* Exercise directions *
Repeat exactly, and only, the lines from the line containing "What text is on this page?" through the last line of the records below, including both.

* Input data *
+++

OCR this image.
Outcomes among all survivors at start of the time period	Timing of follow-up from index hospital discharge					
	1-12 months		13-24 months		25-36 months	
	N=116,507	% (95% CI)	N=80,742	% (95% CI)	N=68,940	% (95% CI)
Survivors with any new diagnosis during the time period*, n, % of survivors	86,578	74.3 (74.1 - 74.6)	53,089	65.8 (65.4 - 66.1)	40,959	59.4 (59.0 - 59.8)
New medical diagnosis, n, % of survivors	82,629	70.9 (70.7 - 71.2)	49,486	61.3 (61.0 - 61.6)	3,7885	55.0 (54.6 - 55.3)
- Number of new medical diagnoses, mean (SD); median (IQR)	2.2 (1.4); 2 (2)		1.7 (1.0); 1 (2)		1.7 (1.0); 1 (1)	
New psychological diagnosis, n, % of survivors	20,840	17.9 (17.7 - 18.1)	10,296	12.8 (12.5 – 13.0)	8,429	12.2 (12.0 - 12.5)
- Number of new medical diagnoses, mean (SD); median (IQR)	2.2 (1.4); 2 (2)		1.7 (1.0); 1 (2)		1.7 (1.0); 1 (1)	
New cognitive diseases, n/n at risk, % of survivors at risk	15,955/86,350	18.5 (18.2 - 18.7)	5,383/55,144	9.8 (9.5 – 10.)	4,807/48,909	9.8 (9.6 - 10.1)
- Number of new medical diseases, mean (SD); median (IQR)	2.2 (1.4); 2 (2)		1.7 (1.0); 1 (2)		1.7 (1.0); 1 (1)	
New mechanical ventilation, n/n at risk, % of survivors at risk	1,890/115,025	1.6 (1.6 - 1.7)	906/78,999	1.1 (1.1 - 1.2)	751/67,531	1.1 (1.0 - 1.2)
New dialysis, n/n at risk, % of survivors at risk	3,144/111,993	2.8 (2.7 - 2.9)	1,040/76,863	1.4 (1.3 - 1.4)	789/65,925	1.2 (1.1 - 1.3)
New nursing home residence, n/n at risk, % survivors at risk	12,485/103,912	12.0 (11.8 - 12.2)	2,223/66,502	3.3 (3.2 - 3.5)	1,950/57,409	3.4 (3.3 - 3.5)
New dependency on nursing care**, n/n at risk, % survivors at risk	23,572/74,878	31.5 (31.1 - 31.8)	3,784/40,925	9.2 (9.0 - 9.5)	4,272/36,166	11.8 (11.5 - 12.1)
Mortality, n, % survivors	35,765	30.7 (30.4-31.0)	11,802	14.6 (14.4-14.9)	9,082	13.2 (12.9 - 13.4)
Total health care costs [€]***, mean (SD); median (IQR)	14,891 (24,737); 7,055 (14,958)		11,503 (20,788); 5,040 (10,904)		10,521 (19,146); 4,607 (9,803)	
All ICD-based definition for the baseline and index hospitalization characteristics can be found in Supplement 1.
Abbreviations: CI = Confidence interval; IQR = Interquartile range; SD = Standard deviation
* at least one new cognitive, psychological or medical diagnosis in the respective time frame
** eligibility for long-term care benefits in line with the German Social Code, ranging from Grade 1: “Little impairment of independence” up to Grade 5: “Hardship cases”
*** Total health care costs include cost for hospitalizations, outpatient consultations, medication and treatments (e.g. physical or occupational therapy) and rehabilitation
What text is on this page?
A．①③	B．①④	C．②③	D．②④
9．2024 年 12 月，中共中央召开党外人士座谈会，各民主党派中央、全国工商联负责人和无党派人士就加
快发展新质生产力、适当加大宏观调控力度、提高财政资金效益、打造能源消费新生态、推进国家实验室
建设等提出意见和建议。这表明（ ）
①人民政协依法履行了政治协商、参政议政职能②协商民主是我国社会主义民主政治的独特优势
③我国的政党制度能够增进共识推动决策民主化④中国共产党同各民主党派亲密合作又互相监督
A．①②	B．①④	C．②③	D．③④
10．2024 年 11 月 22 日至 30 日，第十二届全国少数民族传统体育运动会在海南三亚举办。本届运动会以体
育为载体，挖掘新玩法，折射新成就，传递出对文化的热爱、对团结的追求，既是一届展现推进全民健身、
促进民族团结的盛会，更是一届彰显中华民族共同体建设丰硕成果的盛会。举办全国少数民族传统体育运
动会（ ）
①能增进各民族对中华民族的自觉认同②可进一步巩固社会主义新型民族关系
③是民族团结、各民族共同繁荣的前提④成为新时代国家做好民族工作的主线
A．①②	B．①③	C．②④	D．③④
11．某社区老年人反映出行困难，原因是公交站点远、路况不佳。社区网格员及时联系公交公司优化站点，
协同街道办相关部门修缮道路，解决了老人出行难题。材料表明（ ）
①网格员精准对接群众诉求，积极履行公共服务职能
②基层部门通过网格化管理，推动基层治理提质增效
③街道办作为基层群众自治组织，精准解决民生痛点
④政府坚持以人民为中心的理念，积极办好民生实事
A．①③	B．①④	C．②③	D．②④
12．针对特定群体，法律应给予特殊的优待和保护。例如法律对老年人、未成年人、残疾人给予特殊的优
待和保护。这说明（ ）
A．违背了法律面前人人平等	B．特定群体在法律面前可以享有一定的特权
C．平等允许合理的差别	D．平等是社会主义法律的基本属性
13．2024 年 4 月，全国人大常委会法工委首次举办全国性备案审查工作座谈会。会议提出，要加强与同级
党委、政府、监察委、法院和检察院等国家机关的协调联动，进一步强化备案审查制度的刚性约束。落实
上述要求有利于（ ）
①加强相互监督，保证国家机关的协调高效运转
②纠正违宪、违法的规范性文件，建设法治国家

+++

* Exercise answer *
What text is on this page?
A．①③	B．①④	C．②③	D．②④
9．2024 年 12 月，中共中央召开党外人士座谈会，各民主党派中央、全国工商联负责人和无党派人士就加
快发展新质生产力、适当加大宏观调控力度、提高财政资金效益、打造能源消费新生态、推进国家实验室
建设等提出意见和建议。这表明（ ）
①人民政协依法履行了政治协商、参政议政职能②协商民主是我国社会主义民主政治的独特优势
③我国的政党制度能够增进共识推动决策民主化④中国共产党同各民主党派亲密合作又互相监督
A．①②	B．①④	C．②③	D．③④
10．2024 年 11 月 22 日至 30 日，第十二届全国少数民族传统体育运动会在海南三亚举办。本届运动会以体
育为载体，挖掘新玩法，折射新成就，传递出对文化的热爱、对团结的追求，既是一届展现推进全民健身、
促进民族团结的盛会，更是一届彰显中华民族共同体建设丰硕成果的盛会。举办全国少数民族传统体育运
动会（ ）
①能增进各民族对中华民族的自觉认同②可进一步巩固社会主义新型民族关系
③是民族团结、各民族共同繁荣的前提④成为新时代国家做好民族工作的主线
A．①②	B．①③	C．②④	D．③④
11．某社区老年人反映出行困难，原因是公交站点远、路况不佳。社区网格员及时联系公交公司优化站点，
协同街道办相关部门修缮道路，解决了老人出行难题。材料表明（ ）
①网格员精准对接群众诉求，积极履行公共服务职能
②基层部门通过网格化管理，推动基层治理提质增效
③街道办作为基层群众自治组织，精准解决民生痛点
④政府坚持以人民为中心的理念，积极办好民生实事
A．①③	B．①④	C．②③	D．②④
12．针对特定群体，法律应给予特殊的优待和保护。例如法律对老年人、未成年人、残疾人给予特殊的优
待和保护。这说明（ ）
A．违背了法律面前人人平等	B．特定群体在法律面前可以享有一定的特权
C．平等允许合理的差别	D．平等是社会主义法律的基本属性
13．2024 年 4 月，全国人大常委会法工委首次举办全国性备案审查工作座谈会。会议提出，要加强与同级
党委、政府、监察委、法院和检察院等国家机关的协调联动，进一步强化备案审查制度的刚性约束。落实
上述要求有利于（ ）
①加强相互监督，保证国家机关的协调高效运转
②纠正违宪、违法的规范性文件，建设法治国家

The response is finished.